[Some records]

____________________

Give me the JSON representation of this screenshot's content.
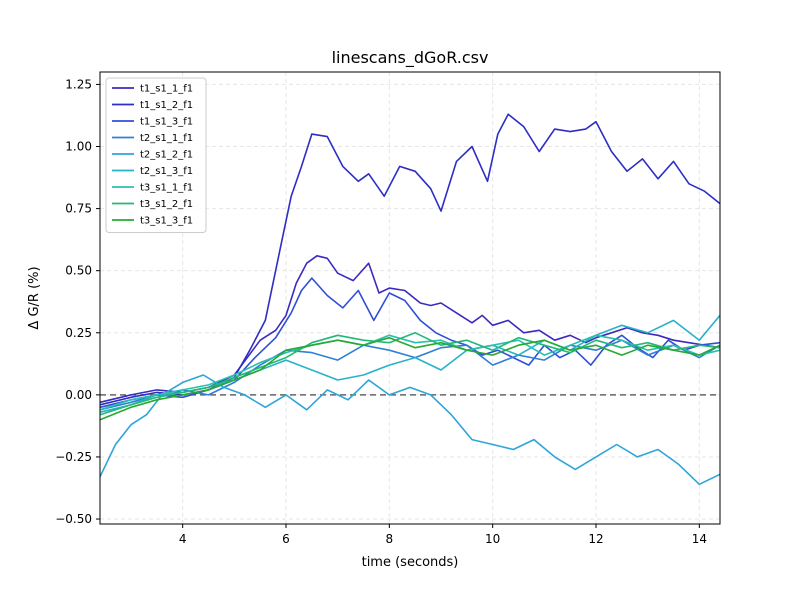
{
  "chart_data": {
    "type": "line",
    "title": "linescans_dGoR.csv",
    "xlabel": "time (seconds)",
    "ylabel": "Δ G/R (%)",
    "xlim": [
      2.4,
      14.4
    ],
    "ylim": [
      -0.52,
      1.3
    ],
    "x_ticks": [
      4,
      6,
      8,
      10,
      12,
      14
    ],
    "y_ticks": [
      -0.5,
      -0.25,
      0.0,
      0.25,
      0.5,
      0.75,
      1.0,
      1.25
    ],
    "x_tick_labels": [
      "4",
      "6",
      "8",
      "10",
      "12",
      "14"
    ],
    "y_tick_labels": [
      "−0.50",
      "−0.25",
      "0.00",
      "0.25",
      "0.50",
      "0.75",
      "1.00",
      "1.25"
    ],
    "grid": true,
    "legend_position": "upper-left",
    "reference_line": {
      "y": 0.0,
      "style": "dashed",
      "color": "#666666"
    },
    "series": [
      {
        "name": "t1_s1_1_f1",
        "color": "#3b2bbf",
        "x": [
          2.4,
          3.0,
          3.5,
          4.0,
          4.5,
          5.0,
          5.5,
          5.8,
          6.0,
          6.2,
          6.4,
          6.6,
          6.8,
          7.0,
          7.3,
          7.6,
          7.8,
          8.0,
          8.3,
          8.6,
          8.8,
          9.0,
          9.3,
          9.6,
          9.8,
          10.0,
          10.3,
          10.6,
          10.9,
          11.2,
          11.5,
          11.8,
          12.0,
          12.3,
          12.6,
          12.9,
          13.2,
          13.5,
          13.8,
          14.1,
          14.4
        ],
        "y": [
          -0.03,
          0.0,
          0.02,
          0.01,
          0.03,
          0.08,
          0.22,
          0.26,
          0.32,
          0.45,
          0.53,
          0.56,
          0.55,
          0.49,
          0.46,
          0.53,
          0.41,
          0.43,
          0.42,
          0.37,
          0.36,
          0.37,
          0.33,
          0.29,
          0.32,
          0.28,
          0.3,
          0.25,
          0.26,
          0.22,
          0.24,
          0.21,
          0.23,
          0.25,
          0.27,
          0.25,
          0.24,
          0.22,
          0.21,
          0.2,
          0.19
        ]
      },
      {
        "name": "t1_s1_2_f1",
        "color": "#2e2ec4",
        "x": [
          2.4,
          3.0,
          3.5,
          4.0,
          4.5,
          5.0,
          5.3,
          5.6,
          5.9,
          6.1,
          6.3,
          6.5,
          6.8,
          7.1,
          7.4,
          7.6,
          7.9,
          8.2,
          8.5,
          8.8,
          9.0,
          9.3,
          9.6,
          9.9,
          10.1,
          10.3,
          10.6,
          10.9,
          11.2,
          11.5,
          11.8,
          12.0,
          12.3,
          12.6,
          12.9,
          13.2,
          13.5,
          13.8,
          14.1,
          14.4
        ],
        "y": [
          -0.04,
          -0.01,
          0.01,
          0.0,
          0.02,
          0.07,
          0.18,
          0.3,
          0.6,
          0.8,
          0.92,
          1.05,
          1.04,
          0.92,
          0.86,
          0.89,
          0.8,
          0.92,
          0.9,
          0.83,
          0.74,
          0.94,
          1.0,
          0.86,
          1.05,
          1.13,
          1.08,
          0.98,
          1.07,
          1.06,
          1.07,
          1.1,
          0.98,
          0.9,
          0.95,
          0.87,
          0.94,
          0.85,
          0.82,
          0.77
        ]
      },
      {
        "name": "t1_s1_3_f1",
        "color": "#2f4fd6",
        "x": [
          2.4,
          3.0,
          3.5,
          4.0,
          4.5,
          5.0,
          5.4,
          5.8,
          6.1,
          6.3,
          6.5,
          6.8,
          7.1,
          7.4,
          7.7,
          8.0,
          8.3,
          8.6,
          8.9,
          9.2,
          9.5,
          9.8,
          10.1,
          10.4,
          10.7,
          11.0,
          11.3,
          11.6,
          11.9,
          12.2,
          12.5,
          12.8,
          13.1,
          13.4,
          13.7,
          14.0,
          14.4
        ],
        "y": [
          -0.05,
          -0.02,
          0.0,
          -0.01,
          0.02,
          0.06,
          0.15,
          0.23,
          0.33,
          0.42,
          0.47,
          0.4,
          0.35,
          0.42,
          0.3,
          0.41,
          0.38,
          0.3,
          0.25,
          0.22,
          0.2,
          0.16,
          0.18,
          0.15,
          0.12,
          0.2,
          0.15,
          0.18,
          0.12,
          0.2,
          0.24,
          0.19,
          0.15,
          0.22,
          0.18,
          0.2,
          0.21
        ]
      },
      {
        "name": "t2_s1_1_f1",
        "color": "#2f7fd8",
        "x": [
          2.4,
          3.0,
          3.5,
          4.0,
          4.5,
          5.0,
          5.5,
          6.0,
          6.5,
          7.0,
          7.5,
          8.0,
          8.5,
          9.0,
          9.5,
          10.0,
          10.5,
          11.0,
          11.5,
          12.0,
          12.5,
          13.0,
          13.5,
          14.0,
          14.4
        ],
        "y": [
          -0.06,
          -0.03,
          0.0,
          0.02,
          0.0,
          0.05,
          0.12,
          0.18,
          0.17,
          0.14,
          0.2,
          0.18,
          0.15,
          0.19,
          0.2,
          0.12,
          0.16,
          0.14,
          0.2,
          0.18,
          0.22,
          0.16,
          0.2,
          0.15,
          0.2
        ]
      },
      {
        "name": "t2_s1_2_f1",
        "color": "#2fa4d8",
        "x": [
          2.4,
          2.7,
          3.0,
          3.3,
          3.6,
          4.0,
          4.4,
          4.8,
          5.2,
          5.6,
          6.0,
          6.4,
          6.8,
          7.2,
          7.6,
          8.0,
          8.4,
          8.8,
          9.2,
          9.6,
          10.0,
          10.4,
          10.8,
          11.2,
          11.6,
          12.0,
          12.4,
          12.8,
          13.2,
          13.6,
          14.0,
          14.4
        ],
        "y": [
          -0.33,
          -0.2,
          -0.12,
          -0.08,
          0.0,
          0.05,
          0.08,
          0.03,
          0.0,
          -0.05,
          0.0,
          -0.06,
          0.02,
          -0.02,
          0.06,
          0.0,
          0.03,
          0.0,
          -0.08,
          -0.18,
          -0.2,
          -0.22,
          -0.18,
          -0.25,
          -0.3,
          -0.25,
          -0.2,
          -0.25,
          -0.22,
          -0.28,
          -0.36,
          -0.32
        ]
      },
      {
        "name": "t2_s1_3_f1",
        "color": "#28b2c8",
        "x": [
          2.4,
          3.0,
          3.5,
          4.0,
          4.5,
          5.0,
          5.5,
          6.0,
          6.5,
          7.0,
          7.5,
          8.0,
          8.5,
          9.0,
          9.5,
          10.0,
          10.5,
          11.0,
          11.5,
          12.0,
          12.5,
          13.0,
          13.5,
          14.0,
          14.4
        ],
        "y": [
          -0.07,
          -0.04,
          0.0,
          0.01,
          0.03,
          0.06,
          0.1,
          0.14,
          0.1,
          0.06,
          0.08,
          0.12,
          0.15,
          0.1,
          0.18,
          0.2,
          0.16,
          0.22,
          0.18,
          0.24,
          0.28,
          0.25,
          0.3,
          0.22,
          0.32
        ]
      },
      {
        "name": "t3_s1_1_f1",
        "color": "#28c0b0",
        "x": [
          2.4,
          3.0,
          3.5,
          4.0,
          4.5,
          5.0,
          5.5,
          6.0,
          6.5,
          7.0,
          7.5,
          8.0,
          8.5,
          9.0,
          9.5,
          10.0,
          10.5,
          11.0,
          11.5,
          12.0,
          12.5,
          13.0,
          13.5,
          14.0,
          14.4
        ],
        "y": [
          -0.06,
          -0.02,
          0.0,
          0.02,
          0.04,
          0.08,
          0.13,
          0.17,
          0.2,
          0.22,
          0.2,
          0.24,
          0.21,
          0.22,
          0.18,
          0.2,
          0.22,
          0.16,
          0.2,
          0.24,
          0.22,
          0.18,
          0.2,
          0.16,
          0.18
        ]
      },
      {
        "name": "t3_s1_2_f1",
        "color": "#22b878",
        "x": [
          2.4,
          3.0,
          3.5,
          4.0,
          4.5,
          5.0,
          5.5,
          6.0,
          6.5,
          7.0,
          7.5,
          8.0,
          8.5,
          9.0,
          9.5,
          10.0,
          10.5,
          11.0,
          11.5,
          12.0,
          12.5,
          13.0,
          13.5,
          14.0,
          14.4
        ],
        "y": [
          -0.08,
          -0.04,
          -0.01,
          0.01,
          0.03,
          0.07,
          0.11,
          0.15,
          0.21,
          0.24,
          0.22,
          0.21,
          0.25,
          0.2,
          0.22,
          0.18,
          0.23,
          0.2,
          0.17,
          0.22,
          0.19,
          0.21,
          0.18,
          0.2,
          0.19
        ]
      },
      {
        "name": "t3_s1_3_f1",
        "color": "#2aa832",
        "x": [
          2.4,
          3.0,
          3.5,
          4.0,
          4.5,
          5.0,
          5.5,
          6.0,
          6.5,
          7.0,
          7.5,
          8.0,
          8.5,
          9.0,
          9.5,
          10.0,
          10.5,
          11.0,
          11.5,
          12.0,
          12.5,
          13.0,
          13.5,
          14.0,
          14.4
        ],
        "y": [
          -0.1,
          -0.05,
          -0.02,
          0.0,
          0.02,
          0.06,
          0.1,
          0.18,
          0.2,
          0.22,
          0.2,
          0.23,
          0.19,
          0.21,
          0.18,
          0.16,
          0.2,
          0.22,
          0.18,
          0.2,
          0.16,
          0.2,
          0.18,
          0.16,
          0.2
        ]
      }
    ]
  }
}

____________________

EXERCISE AIM: List all lines holding the string "color".

OUTPUT OF THE EXERCISE:
      "color": "#666666"
        "color": "#3b2bbf",
        "color": "#2e2ec4",
        "color": "#2f4fd6",
        "color": "#2f7fd8",
        "color": "#2fa4d8",
        "color": "#28b2c8",
        "color": "#28c0b0",
        "color": "#22b878",
        "color": "#2aa832",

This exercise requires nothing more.